Stored dataset items -
§

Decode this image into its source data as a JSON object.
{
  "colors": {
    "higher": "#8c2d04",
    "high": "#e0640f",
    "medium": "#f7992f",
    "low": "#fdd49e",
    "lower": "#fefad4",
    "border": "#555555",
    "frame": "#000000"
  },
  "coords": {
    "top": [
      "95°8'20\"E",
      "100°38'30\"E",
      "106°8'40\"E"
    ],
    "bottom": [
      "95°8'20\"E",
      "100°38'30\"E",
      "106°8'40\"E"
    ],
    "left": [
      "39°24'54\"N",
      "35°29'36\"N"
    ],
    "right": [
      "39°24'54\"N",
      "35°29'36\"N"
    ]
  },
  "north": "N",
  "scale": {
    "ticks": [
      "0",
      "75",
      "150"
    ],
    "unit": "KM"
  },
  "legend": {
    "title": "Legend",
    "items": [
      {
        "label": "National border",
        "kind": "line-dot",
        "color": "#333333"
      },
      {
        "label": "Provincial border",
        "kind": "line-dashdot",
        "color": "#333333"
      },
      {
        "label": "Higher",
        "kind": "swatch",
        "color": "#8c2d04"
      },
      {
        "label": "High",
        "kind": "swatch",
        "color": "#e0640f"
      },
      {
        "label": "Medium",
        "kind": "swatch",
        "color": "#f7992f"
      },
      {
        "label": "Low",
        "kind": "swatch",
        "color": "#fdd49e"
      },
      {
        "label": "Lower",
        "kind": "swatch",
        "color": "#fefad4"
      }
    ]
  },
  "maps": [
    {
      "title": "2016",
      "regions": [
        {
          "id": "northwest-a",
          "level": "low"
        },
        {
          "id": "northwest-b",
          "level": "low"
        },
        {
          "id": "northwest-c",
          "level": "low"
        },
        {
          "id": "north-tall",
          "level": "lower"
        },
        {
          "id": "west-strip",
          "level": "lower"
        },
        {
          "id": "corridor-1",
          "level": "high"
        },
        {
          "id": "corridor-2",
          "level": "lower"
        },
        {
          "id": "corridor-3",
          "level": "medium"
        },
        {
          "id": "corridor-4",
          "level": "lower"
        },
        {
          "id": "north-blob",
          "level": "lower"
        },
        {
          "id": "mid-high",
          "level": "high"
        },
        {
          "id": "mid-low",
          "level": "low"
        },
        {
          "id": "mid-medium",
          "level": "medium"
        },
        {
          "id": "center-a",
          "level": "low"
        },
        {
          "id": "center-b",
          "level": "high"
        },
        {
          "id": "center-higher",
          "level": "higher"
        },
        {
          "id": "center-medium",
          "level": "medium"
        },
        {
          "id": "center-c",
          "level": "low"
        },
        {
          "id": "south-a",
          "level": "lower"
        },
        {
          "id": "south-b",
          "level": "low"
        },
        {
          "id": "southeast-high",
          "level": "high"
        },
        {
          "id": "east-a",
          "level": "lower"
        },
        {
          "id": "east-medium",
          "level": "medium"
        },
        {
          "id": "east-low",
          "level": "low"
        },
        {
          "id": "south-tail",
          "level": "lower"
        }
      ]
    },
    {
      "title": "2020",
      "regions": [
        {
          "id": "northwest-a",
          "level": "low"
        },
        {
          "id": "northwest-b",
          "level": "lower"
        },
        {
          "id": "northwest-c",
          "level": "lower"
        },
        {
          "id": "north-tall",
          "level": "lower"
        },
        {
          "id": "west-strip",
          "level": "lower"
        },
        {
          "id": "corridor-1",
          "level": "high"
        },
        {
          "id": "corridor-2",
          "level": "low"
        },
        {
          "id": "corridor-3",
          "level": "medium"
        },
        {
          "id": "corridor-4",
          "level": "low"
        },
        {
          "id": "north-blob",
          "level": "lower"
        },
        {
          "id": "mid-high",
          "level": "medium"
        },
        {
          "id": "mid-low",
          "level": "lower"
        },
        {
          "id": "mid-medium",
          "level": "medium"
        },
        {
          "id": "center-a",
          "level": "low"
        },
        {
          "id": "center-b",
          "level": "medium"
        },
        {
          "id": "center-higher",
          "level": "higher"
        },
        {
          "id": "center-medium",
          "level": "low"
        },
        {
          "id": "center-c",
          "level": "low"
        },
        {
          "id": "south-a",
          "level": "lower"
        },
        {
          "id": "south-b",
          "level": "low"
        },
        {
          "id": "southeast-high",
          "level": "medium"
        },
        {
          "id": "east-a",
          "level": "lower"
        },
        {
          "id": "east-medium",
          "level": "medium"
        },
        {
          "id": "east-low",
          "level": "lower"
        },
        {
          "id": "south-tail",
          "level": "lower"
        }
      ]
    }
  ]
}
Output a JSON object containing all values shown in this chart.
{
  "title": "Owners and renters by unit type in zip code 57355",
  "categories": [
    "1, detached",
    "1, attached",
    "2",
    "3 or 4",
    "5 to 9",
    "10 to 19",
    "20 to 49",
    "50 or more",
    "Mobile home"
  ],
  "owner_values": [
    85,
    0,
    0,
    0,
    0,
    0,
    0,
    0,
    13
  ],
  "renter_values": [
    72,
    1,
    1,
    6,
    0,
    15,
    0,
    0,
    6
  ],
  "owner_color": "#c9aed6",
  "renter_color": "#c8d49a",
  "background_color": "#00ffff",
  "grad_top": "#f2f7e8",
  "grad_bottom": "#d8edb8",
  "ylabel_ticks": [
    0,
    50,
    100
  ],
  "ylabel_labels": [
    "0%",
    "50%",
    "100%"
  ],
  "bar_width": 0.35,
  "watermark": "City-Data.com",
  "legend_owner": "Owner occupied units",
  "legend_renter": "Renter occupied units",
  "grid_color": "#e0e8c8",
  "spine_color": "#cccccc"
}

§

Work through the records line by line and tally those with the word "occupied". Report only the total.

2